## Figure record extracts
***
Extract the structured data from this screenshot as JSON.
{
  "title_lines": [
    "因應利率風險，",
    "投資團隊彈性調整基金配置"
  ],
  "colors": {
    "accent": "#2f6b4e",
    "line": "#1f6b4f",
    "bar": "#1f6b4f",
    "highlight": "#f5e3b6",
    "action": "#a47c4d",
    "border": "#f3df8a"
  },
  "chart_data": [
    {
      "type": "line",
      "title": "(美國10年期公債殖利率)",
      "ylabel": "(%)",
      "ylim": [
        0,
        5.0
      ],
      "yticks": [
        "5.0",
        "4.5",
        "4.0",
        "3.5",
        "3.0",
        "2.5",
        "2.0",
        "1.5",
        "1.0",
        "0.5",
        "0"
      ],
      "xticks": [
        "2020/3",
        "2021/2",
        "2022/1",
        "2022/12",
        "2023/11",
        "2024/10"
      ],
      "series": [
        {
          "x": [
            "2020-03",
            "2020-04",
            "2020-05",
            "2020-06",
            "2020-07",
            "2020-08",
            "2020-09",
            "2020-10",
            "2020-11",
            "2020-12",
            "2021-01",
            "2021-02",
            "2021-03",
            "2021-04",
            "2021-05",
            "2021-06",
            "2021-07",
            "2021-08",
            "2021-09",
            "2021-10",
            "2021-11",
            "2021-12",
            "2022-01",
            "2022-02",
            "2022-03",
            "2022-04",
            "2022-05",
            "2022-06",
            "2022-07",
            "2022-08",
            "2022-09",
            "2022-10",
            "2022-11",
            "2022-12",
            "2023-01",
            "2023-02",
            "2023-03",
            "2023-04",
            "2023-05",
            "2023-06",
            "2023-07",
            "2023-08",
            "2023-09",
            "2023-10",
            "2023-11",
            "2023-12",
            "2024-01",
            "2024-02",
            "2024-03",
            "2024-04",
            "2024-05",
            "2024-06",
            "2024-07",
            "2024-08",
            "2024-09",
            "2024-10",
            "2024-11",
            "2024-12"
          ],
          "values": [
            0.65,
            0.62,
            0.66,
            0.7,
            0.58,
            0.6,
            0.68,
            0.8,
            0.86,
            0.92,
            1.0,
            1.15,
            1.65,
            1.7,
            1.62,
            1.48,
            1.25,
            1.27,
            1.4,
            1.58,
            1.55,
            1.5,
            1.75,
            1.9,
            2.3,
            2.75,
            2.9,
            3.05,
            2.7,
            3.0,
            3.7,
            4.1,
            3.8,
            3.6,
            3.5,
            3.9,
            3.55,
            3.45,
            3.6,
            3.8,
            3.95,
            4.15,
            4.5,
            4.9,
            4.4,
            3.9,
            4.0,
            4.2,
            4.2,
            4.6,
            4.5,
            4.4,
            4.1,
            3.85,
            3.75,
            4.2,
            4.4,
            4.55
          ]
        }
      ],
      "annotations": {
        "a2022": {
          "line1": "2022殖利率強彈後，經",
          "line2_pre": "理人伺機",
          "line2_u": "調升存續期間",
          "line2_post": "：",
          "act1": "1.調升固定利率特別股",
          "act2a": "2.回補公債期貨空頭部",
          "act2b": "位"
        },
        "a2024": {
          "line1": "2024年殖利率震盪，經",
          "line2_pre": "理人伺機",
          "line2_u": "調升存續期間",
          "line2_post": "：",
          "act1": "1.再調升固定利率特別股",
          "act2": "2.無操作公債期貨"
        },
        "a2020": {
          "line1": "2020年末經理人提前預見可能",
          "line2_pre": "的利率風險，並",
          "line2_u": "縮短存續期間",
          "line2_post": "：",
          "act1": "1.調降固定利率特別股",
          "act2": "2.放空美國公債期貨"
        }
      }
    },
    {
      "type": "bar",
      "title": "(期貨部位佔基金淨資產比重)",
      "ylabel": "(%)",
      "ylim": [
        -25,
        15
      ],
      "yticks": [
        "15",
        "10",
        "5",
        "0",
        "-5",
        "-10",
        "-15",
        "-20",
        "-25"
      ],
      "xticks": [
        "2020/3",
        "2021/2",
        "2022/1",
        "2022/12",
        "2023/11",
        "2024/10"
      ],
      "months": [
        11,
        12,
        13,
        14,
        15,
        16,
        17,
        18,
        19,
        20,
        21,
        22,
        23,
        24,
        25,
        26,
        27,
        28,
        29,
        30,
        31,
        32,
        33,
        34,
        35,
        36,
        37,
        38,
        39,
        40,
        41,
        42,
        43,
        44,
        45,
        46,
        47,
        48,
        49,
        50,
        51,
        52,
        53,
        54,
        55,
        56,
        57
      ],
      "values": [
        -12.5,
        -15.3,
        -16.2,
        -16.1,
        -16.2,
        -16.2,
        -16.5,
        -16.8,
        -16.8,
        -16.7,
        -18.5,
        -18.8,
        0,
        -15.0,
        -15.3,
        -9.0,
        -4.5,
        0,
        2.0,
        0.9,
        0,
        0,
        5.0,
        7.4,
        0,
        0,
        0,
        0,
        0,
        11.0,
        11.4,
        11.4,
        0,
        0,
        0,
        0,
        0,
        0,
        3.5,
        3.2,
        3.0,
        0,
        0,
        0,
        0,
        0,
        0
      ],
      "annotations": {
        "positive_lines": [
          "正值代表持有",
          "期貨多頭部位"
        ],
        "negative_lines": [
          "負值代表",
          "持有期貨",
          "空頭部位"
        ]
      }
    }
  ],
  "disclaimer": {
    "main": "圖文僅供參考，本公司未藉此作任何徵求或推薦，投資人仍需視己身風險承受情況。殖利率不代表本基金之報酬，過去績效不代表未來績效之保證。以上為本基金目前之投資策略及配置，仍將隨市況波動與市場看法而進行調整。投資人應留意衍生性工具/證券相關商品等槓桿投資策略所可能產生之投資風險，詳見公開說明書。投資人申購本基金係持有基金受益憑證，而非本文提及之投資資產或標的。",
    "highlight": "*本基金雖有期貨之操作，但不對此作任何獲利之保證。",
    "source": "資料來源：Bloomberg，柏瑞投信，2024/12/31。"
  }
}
***
## EXERCISE REQUIREMENTS
Produce an exact copy of all the records.

## FINISHED TASK
Extract the structured data from this screenshot as JSON.
{
  "title_lines": [
    "因應利率風險，",
    "投資團隊彈性調整基金配置"
  ],
  "colors": {
    "accent": "#2f6b4e",
    "line": "#1f6b4f",
    "bar": "#1f6b4f",
    "highlight": "#f5e3b6",
    "action": "#a47c4d",
    "border": "#f3df8a"
  },
  "chart_data": [
    {
      "type": "line",
      "title": "(美國10年期公債殖利率)",
      "ylabel": "(%)",
      "ylim": [
        0,
        5.0
      ],
      "yticks": [
        "5.0",
        "4.5",
        "4.0",
        "3.5",
        "3.0",
        "2.5",
        "2.0",
        "1.5",
        "1.0",
        "0.5",
        "0"
      ],
      "xticks": [
        "2020/3",
        "2021/2",
        "2022/1",
        "2022/12",
        "2023/11",
        "2024/10"
      ],
      "series": [
        {
          "x": [
            "2020-03",
            "2020-04",
            "2020-05",
            "2020-06",
            "2020-07",
            "2020-08",
            "2020-09",
            "2020-10",
            "2020-11",
            "2020-12",
            "2021-01",
            "2021-02",
            "2021-03",
            "2021-04",
            "2021-05",
            "2021-06",
            "2021-07",
            "2021-08",
            "2021-09",
            "2021-10",
            "2021-11",
            "2021-12",
            "2022-01",
            "2022-02",
            "2022-03",
            "2022-04",
            "2022-05",
            "2022-06",
            "2022-07",
            "2022-08",
            "2022-09",
            "2022-10",
            "2022-11",
            "2022-12",
            "2023-01",
            "2023-02",
            "2023-03",
            "2023-04",
            "2023-05",
            "2023-06",
            "2023-07",
            "2023-08",
            "2023-09",
            "2023-10",
            "2023-11",
            "2023-12",
            "2024-01",
            "2024-02",
            "2024-03",
            "2024-04",
            "2024-05",
            "2024-06",
            "2024-07",
            "2024-08",
            "2024-09",
            "2024-10",
            "2024-11",
            "2024-12"
          ],
          "values": [
            0.65,
            0.62,
            0.66,
            0.7,
            0.58,
            0.6,
            0.68,
            0.8,
            0.86,
            0.92,
            1.0,
            1.15,
            1.65,
            1.7,
            1.62,
            1.48,
            1.25,
            1.27,
            1.4,
            1.58,
            1.55,
            1.5,
            1.75,
            1.9,
            2.3,
            2.75,
            2.9,
            3.05,
            2.7,
            3.0,
            3.7,
            4.1,
            3.8,
            3.6,
            3.5,
            3.9,
            3.55,
            3.45,
            3.6,
            3.8,
            3.95,
            4.15,
            4.5,
            4.9,
            4.4,
            3.9,
            4.0,
            4.2,
            4.2,
            4.6,
            4.5,
            4.4,
            4.1,
            3.85,
            3.75,
            4.2,
            4.4,
            4.55
          ]
        }
      ],
      "annotations": {
        "a2022": {
          "line1": "2022殖利率強彈後，經",
          "line2_pre": "理人伺機",
          "line2_u": "調升存續期間",
          "line2_post": "：",
          "act1": "1.調升固定利率特別股",
          "act2a": "2.回補公債期貨空頭部",
          "act2b": "位"
        },
        "a2024": {
          "line1": "2024年殖利率震盪，經",
          "line2_pre": "理人伺機",
          "line2_u": "調升存續期間",
          "line2_post": "：",
          "act1": "1.再調升固定利率特別股",
          "act2": "2.無操作公債期貨"
        },
        "a2020": {
          "line1": "2020年末經理人提前預見可能",
          "line2_pre": "的利率風險，並",
          "line2_u": "縮短存續期間",
          "line2_post": "：",
          "act1": "1.調降固定利率特別股",
          "act2": "2.放空美國公債期貨"
        }
      }
    },
    {
      "type": "bar",
      "title": "(期貨部位佔基金淨資產比重)",
      "ylabel": "(%)",
      "ylim": [
        -25,
        15
      ],
      "yticks": [
        "15",
        "10",
        "5",
        "0",
        "-5",
        "-10",
        "-15",
        "-20",
        "-25"
      ],
      "xticks": [
        "2020/3",
        "2021/2",
        "2022/1",
        "2022/12",
        "2023/11",
        "2024/10"
      ],
      "months": [
        11,
        12,
        13,
        14,
        15,
        16,
        17,
        18,
        19,
        20,
        21,
        22,
        23,
        24,
        25,
        26,
        27,
        28,
        29,
        30,
        31,
        32,
        33,
        34,
        35,
        36,
        37,
        38,
        39,
        40,
        41,
        42,
        43,
        44,
        45,
        46,
        47,
        48,
        49,
        50,
        51,
        52,
        53,
        54,
        55,
        56,
        57
      ],
      "values": [
        -12.5,
        -15.3,
        -16.2,
        -16.1,
        -16.2,
        -16.2,
        -16.5,
        -16.8,
        -16.8,
        -16.7,
        -18.5,
        -18.8,
        0,
        -15.0,
        -15.3,
        -9.0,
        -4.5,
        0,
        2.0,
        0.9,
        0,
        0,
        5.0,
        7.4,
        0,
        0,
        0,
        0,
        0,
        11.0,
        11.4,
        11.4,
        0,
        0,
        0,
        0,
        0,
        0,
        3.5,
        3.2,
        3.0,
        0,
        0,
        0,
        0,
        0,
        0
      ],
      "annotations": {
        "positive_lines": [
          "正值代表持有",
          "期貨多頭部位"
        ],
        "negative_lines": [
          "負值代表",
          "持有期貨",
          "空頭部位"
        ]
      }
    }
  ],
  "disclaimer": {
    "main": "圖文僅供參考，本公司未藉此作任何徵求或推薦，投資人仍需視己身風險承受情況。殖利率不代表本基金之報酬，過去績效不代表未來績效之保證。以上為本基金目前之投資策略及配置，仍將隨市況波動與市場看法而進行調整。投資人應留意衍生性工具/證券相關商品等槓桿投資策略所可能產生之投資風險，詳見公開說明書。投資人申購本基金係持有基金受益憑證，而非本文提及之投資資產或標的。",
    "highlight": "*本基金雖有期貨之操作，但不對此作任何獲利之保證。",
    "source": "資料來源：Bloomberg，柏瑞投信，2024/12/31。"
  }
}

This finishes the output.